Work request: Below are the records; they must be reproduced verbatim.

Exercise materials:
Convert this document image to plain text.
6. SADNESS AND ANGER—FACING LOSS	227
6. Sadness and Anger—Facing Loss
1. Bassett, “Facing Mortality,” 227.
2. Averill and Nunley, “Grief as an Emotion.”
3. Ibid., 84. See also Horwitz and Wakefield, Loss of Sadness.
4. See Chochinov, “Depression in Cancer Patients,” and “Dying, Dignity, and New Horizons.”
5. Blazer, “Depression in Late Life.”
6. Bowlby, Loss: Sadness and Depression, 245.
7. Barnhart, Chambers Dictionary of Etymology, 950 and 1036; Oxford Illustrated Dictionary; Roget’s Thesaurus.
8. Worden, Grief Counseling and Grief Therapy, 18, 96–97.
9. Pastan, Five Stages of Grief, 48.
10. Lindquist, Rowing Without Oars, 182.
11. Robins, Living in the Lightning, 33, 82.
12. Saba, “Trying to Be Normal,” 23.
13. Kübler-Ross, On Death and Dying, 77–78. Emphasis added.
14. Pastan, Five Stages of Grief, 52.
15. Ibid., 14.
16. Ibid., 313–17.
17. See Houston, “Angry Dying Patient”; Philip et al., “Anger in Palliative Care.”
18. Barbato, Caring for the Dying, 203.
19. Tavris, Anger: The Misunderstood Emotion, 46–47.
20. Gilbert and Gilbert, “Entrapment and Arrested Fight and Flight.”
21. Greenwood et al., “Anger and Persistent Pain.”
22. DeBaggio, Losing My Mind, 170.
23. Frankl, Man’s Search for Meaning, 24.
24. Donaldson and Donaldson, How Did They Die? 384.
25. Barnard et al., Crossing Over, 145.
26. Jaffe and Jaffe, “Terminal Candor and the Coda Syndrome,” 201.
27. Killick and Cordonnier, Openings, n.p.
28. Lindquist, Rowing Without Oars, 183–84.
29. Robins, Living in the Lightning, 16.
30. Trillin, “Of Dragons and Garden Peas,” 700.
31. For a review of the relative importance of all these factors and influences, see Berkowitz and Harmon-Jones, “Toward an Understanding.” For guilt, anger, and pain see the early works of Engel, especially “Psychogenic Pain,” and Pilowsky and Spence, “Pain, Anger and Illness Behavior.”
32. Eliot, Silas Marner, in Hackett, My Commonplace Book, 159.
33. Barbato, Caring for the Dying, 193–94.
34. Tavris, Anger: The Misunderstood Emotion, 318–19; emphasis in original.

Solution to the problem:
Convert this document image to plain text.
6. SADNESS AND ANGER—FACING LOSS	227
6. Sadness and Anger—Facing Loss
1. Bassett, “Facing Mortality,” 227.
2. Averill and Nunley, “Grief as an Emotion.”
3. Ibid., 84. See also Horwitz and Wakefield, Loss of Sadness.
4. See Chochinov, “Depression in Cancer Patients,” and “Dying, Dignity, and New Horizons.”
5. Blazer, “Depression in Late Life.”
6. Bowlby, Loss: Sadness and Depression, 245.
7. Barnhart, Chambers Dictionary of Etymology, 950 and 1036; Oxford Illustrated Dictionary; Roget’s Thesaurus.
8. Worden, Grief Counseling and Grief Therapy, 18, 96–97.
9. Pastan, Five Stages of Grief, 48.
10. Lindquist, Rowing Without Oars, 182.
11. Robins, Living in the Lightning, 33, 82.
12. Saba, “Trying to Be Normal,” 23.
13. Kübler-Ross, On Death and Dying, 77–78. Emphasis added.
14. Pastan, Five Stages of Grief, 52.
15. Ibid., 14.
16. Ibid., 313–17.
17. See Houston, “Angry Dying Patient”; Philip et al., “Anger in Palliative Care.”
18. Barbato, Caring for the Dying, 203.
19. Tavris, Anger: The Misunderstood Emotion, 46–47.
20. Gilbert and Gilbert, “Entrapment and Arrested Fight and Flight.”
21. Greenwood et al., “Anger and Persistent Pain.”
22. DeBaggio, Losing My Mind, 170.
23. Frankl, Man’s Search for Meaning, 24.
24. Donaldson and Donaldson, How Did They Die? 384.
25. Barnard et al., Crossing Over, 145.
26. Jaffe and Jaffe, “Terminal Candor and the Coda Syndrome,” 201.
27. Killick and Cordonnier, Openings, n.p.
28. Lindquist, Rowing Without Oars, 183–84.
29. Robins, Living in the Lightning, 16.
30. Trillin, “Of Dragons and Garden Peas,” 700.
31. For a review of the relative importance of all these factors and influences, see Berkowitz and Harmon-Jones, “Toward an Understanding.” For guilt, anger, and pain see the early works of Engel, especially “Psychogenic Pain,” and Pilowsky and Spence, “Pain, Anger and Illness Behavior.”
32. Eliot, Silas Marner, in Hackett, My Commonplace Book, 159.
33. Barbato, Caring for the Dying, 193–94.
34. Tavris, Anger: The Misunderstood Emotion, 318–19; emphasis in original.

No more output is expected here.